> The task
Find each line below that contains the string "axis", and copy every such line in full.

Extracted records

>> begin

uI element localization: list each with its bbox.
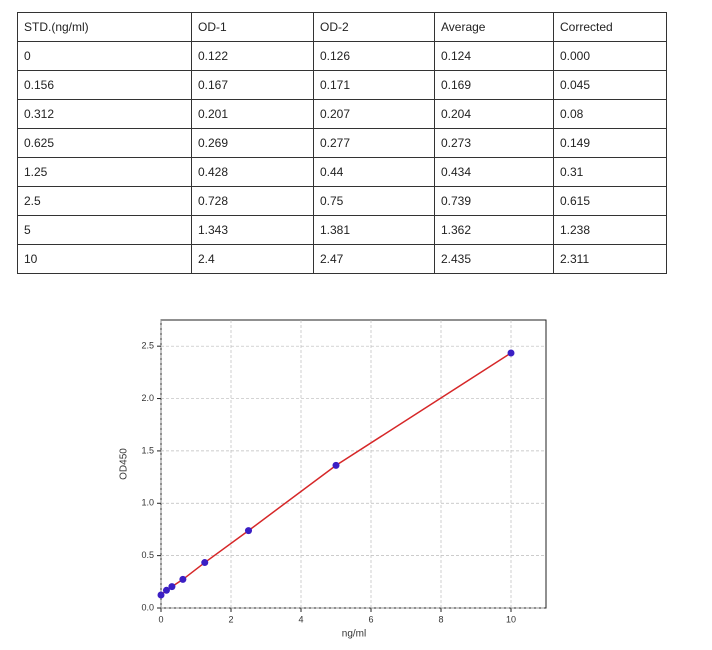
table-cell: 2.435 — [434, 244, 554, 274]
table-cell: 2.47 — [313, 244, 435, 274]
y-tick-label: 1.0 — [141, 498, 154, 508]
table-cell: 0.122 — [191, 41, 314, 71]
table-cell: 0.273 — [434, 128, 554, 158]
table-cell: 2.4 — [191, 244, 314, 274]
table-cell: 0.171 — [313, 70, 435, 100]
table-cell: Average — [434, 12, 554, 42]
y-tick-label: 2.0 — [141, 393, 154, 403]
table-cell: 1.238 — [553, 215, 667, 245]
table-cell: STD.(ng/ml) — [17, 12, 192, 42]
x-tick-label: 10 — [506, 614, 516, 624]
x-tick-label: 6 — [368, 614, 373, 624]
x-tick-label: 2 — [228, 614, 233, 624]
table-row: 0.312 0.201 0.207 0.204 0.08 — [17, 99, 667, 129]
table-cell: 0.428 — [191, 157, 314, 187]
table-cell: 0.312 — [17, 99, 192, 129]
table-row: 10 2.4 2.47 2.435 2.311 — [17, 244, 667, 274]
y-tick-label: 0.5 — [141, 550, 154, 560]
y-tick-label: 1.5 — [141, 445, 154, 455]
data-point — [179, 575, 187, 583]
data-point — [162, 586, 170, 594]
table-cell: 10 — [17, 244, 192, 274]
data-point — [168, 583, 176, 591]
table-row: 0 0.122 0.126 0.124 0.000 — [17, 41, 667, 71]
table-cell: 0.207 — [313, 99, 435, 129]
y-axis-label: OD450 — [119, 448, 130, 480]
table-cell: 0.204 — [434, 99, 554, 129]
plot-frame — [160, 319, 547, 609]
data-point — [332, 461, 340, 469]
table-cell: 2.5 — [17, 186, 192, 216]
data-point — [201, 559, 209, 567]
std-table: STD.(ng/ml) OD-1 OD-2 Average Corrected 0 0.12… — [17, 12, 667, 274]
table-cell: 0.269 — [191, 128, 314, 158]
header-row: STD.(ng/ml) OD-1 OD-2 Average Corrected — [17, 12, 667, 42]
table-cell: 0.169 — [434, 70, 554, 100]
table-cell: 2.311 — [553, 244, 667, 274]
x-tick-label: 0 — [158, 614, 163, 624]
table-row: 5 1.343 1.381 1.362 1.238 — [17, 215, 667, 245]
data-point — [245, 527, 252, 535]
data-point — [507, 349, 515, 357]
y-tick-label: 2.5 — [141, 341, 154, 351]
x-axis-label: ng/ml — [342, 629, 366, 640]
table-cell: 1.381 — [313, 215, 435, 245]
table-cell: OD-1 — [191, 12, 314, 42]
table-cell: 0.31 — [553, 157, 667, 187]
fit-line — [160, 352, 512, 596]
data-point — [157, 591, 165, 599]
table-cell: 0.434 — [434, 157, 554, 187]
table-cell: 0.126 — [313, 41, 435, 71]
table-cell: Corrected — [553, 12, 667, 42]
x-tick-label: 4 — [298, 614, 303, 624]
table-cell: 0.615 — [553, 186, 667, 216]
x-tick-label: 8 — [438, 614, 443, 624]
y-tick-label: 0.0 — [141, 602, 154, 612]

>> end

> Full output
y-axis-label: OD450 — [119, 448, 130, 480]
x-axis-label: ng/ml — [342, 629, 366, 640]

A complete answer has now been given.